--- BEGIN ---

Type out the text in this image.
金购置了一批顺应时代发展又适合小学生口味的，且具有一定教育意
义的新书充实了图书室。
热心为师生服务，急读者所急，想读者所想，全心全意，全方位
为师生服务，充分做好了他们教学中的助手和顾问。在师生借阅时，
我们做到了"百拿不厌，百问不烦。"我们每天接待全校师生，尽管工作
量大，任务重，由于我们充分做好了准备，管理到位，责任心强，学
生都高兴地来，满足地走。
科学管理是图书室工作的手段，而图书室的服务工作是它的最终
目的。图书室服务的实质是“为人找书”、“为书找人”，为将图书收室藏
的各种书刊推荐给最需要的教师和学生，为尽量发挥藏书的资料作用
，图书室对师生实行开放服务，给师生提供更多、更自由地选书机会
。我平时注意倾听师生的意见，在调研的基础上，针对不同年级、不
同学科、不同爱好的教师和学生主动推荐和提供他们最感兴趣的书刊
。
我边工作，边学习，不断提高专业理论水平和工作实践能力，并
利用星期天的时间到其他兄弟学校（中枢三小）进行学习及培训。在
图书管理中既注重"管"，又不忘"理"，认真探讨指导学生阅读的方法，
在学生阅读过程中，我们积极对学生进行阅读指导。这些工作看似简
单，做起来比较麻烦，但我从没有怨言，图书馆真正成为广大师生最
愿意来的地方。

--- END ---

# The problem
The records above should be restated word for word, please.

# Solved problem
Type out the text in this image.
金购置了一批顺应时代发展又适合小学生口味的，且具有一定教育意
义的新书充实了图书室。
热心为师生服务，急读者所急，想读者所想，全心全意，全方位
为师生服务，充分做好了他们教学中的助手和顾问。在师生借阅时，
我们做到了"百拿不厌，百问不烦。"我们每天接待全校师生，尽管工作
量大，任务重，由于我们充分做好了准备，管理到位，责任心强，学
生都高兴地来，满足地走。
科学管理是图书室工作的手段，而图书室的服务工作是它的最终
目的。图书室服务的实质是“为人找书”、“为书找人”，为将图书收室藏
的各种书刊推荐给最需要的教师和学生，为尽量发挥藏书的资料作用
，图书室对师生实行开放服务，给师生提供更多、更自由地选书机会
。我平时注意倾听师生的意见，在调研的基础上，针对不同年级、不
同学科、不同爱好的教师和学生主动推荐和提供他们最感兴趣的书刊
。
我边工作，边学习，不断提高专业理论水平和工作实践能力，并
利用星期天的时间到其他兄弟学校（中枢三小）进行学习及培训。在
图书管理中既注重"管"，又不忘"理"，认真探讨指导学生阅读的方法，
在学生阅读过程中，我们积极对学生进行阅读指导。这些工作看似简
单，做起来比较麻烦，但我从没有怨言，图书馆真正成为广大师生最
愿意来的地方。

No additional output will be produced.